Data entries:
######
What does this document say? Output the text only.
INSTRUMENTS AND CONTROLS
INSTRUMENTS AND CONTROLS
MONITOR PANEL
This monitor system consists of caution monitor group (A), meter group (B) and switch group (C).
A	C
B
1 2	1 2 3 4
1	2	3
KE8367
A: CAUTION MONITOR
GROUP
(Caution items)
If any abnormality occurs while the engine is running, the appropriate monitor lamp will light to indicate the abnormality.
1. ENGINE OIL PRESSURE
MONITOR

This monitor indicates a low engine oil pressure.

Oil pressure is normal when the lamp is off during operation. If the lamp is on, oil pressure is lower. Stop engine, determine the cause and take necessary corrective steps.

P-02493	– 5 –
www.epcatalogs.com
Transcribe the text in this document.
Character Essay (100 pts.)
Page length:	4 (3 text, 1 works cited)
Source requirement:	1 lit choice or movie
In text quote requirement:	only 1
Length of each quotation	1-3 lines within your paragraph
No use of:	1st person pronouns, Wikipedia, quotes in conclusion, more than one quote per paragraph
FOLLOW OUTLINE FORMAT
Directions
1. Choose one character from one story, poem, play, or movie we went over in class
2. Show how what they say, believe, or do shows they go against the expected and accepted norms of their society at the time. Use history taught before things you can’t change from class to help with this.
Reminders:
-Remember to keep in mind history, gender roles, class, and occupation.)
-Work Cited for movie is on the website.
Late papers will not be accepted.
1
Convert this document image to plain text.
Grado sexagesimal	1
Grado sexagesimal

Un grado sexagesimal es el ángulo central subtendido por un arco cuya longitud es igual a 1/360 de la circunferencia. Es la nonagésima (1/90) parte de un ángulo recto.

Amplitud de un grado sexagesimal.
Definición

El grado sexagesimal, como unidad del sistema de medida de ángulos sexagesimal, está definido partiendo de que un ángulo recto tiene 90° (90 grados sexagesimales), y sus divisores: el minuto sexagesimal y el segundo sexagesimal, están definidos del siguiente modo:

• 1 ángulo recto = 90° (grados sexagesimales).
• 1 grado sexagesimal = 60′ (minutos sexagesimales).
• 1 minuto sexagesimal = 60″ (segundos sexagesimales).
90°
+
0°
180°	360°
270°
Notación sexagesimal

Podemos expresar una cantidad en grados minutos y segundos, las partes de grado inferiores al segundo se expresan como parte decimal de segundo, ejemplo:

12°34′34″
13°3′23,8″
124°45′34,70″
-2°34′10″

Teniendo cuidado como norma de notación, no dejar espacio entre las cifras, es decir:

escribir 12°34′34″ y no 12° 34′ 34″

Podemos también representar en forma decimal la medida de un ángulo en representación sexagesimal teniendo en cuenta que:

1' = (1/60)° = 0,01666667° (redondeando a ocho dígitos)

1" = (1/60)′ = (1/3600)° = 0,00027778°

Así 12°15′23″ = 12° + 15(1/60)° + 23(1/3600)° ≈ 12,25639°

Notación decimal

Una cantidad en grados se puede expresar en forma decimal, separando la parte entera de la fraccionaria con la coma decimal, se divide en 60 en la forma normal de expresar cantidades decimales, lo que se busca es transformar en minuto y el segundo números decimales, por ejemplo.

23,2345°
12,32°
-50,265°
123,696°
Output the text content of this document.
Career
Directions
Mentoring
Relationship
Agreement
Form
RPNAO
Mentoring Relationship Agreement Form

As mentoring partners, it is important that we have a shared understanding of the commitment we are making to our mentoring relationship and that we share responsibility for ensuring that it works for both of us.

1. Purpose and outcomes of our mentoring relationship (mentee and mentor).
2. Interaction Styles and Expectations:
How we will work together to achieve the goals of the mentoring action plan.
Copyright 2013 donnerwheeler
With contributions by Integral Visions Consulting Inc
######
Your task - Using the data above, reproduce every line exactly.

Result for this exercise -
What does this document say? Output the text only.
INSTRUMENTS AND CONTROLS
INSTRUMENTS AND CONTROLS
MONITOR PANEL
This monitor system consists of caution monitor group (A), meter group (B) and switch group (C).
A	C
B
1 2	1 2 3 4
1	2	3
KE8367
A: CAUTION MONITOR
GROUP
(Caution items)
If any abnormality occurs while the engine is running, the appropriate monitor lamp will light to indicate the abnormality.
1. ENGINE OIL PRESSURE
MONITOR

This monitor indicates a low engine oil pressure.

Oil pressure is normal when the lamp is off during operation. If the lamp is on, oil pressure is lower. Stop engine, determine the cause and take necessary corrective steps.

P-02493	– 5 –
www.epcatalogs.com
Transcribe the text in this document.
Character Essay (100 pts.)
Page length:	4 (3 text, 1 works cited)
Source requirement:	1 lit choice or movie
In text quote requirement:	only 1
Length of each quotation	1-3 lines within your paragraph
No use of:	1st person pronouns, Wikipedia, quotes in conclusion, more than one quote per paragraph
FOLLOW OUTLINE FORMAT
Directions
1. Choose one character from one story, poem, play, or movie we went over in class
2. Show how what they say, believe, or do shows they go against the expected and accepted norms of their society at the time. Use history taught before things you can’t change from class to help with this.
Reminders:
-Remember to keep in mind history, gender roles, class, and occupation.)
-Work Cited for movie is on the website.
Late papers will not be accepted.
1
Convert this document image to plain text.
Grado sexagesimal	1
Grado sexagesimal

Un grado sexagesimal es el ángulo central subtendido por un arco cuya longitud es igual a 1/360 de la circunferencia. Es la nonagésima (1/90) parte de un ángulo recto.

Amplitud de un grado sexagesimal.
Definición

El grado sexagesimal, como unidad del sistema de medida de ángulos sexagesimal, está definido partiendo de que un ángulo recto tiene 90° (90 grados sexagesimales), y sus divisores: el minuto sexagesimal y el segundo sexagesimal, están definidos del siguiente modo:

• 1 ángulo recto = 90° (grados sexagesimales).
• 1 grado sexagesimal = 60′ (minutos sexagesimales).
• 1 minuto sexagesimal = 60″ (segundos sexagesimales).
90°
+
0°
180°	360°
270°
Notación sexagesimal

Podemos expresar una cantidad en grados minutos y segundos, las partes de grado inferiores al segundo se expresan como parte decimal de segundo, ejemplo:

12°34′34″
13°3′23,8″
124°45′34,70″
-2°34′10″

Teniendo cuidado como norma de notación, no dejar espacio entre las cifras, es decir:

escribir 12°34′34″ y no 12° 34′ 34″

Podemos también representar en forma decimal la medida de un ángulo en representación sexagesimal teniendo en cuenta que:

1' = (1/60)° = 0,01666667° (redondeando a ocho dígitos)

1" = (1/60)′ = (1/3600)° = 0,00027778°

Así 12°15′23″ = 12° + 15(1/60)° + 23(1/3600)° ≈ 12,25639°

Notación decimal

Una cantidad en grados se puede expresar en forma decimal, separando la parte entera de la fraccionaria con la coma decimal, se divide en 60 en la forma normal de expresar cantidades decimales, lo que se busca es transformar en minuto y el segundo números decimales, por ejemplo.

23,2345°
12,32°
-50,265°
123,696°
Output the text content of this document.
Career
Directions
Mentoring
Relationship
Agreement
Form
RPNAO
Mentoring Relationship Agreement Form

As mentoring partners, it is important that we have a shared understanding of the commitment we are making to our mentoring relationship and that we share responsibility for ensuring that it works for both of us.

1. Purpose and outcomes of our mentoring relationship (mentee and mentor).
2. Interaction Styles and Expectations:
How we will work together to achieve the goals of the mentoring action plan.
Copyright 2013 donnerwheeler
With contributions by Integral Visions Consulting Inc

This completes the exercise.